Likelihood: MODERATE
Impact: VERY HIGH
Treatment: MITIGATE
Confidence: Moderate
Exploitation status is unconfirmed at the organizational level, but GlasswormRAT persistence on already-infected developer machines means the attack surface is active for any organization that has not yet completed triage — reducing likelihood to moderate only because takedown severed C2 and new infections are disrupted; impact is very high because a compromised developer workstation grants access to source code, pipeline credentials, and signing keys, enabling downstream product poisoning that extends harm to customers and partners.
Treatment rationale: Active persistence risk on developer endpoints and the potential for downstream supply-chain propagation cannot be transferred or accepted given the multiplied blast radius through customer-facing pipelines; immediate containment, forensic triage, and credential rotation are the only treatments that reduce residual exposure to an acceptable level.
Third-Party / Supply-Chain Risk
The Glassworm campaign operated through shared public registries (OpenVSX, npm, PyPI) and GitHub — infrastructure trusted implicitly by developer toolchains across the industry. Any organization consuming packages or extensions from these registries during the campaign window (early 2025 through May 26, 2026) carries transitive supply-chain exposure per NIST SP 800-161 Tier 3 (supplier) and Tier 4 (sub-tier) risk. Downstream customers and partners who consume software built by an infected development environment inherit an undetected injection risk until the affected organization completes artifact integrity verification and re-signs clean releases.
Loss Exposure (illustrative)
Magnitude: high — illustrative $500K–$5M per affected organization, scaling to $10M+ if downstream product poisoning is confirmed
Frequency: For an organization with active developer exposure during the campaign window and no completed triage: illustrative single realized-loss event with high conditional severity; for organizations with no confirmed infection but registry exposure: illustrative low-frequency scenario, once per multi-year period under current threat conditions
Annualized: Illustrative ALE: for exposed-but-unconfirmed organizations, $100K–$500K annualized when accounting for investigation, credential rotation, pipeline rebuild, and customer notification costs; for organizations with confirmed GlasswormRAT persistence, loss magnitude dominates and annualized framing is less meaningful than per-incident scoping
Basis: Loss magnitude driven by: forensic investigation and incident-response labor for full developer fleet triage; credential rotation across VCS, CI/CD, cloud, and code-signing infrastructure; artifact re-verification and re-release costs; potential customer notification if pipeline integrity cannot be certified; reputational and contractual exposure if downstream poisoning is discovered post-release. Frequency reflects that C2 disruption limits new infection vectors but does not eliminate realized loss from existing compromises. No external dollar benchmarks cited; derivation is structural from cost categories specific to this threat type.
Illustrative estimate — not actuarially derived.
Insurance / Contractual / Legal — Potential Obligations
Potential triggers, not legal determinations. Verify with counsel/broker before acting.
• Confirmed developer compromise resulting in source code or credential exfiltration may invoke cyber-insurance incident-notification obligations — verify with broker.
• If customer-facing software artifacts were built or signed from a potentially compromised pipeline, downstream customers may have contractual rights related to software integrity representations — verify with counsel.
• Organizations in regulated sectors (financial services, healthcare, critical infrastructure) should assess whether a compromised build pipeline constitutes a reportable incident under applicable sector-specific frameworks — verify with counsel.
• Evidence of code-signing key exposure may trigger third-party notification obligations under software supply agreements — verify with counsel.

::::

[Problem set]
[a] According to the Glassworm risk assessment, what is the campaign window during which consuming packages or extensions from the affected registries creates exposure?
[b] Translate this sentence from the Glassworm risk assessment into Spanish: "Frequency reflects that C2 disruption limits new infection vectors but does not eliminate realized loss from existing compromises."

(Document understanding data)
::::

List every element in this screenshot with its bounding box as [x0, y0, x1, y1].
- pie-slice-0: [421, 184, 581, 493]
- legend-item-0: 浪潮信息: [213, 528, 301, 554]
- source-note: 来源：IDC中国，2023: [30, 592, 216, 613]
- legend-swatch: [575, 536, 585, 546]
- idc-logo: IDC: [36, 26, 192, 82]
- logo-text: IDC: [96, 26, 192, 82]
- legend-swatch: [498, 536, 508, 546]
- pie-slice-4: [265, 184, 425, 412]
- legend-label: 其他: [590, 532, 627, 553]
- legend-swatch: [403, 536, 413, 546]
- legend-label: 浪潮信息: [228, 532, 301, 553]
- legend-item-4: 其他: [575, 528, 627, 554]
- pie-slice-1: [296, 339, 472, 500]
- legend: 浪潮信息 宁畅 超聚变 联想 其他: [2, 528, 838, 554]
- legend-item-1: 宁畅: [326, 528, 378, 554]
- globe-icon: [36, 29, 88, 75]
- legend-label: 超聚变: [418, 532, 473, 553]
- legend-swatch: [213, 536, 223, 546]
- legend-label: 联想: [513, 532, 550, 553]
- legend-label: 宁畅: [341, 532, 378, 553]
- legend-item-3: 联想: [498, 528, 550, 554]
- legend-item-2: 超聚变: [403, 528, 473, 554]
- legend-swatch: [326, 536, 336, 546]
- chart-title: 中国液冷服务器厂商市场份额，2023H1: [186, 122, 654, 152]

::::

[Task-by-task solutions]
[a] Early 2025 through May 26, 2026.

[b] La frecuencia refleja que la interrupción del C2 limita los nuevos vectores de infección, pero no elimina las pérdidas materializadas derivadas de los compromisos existentes.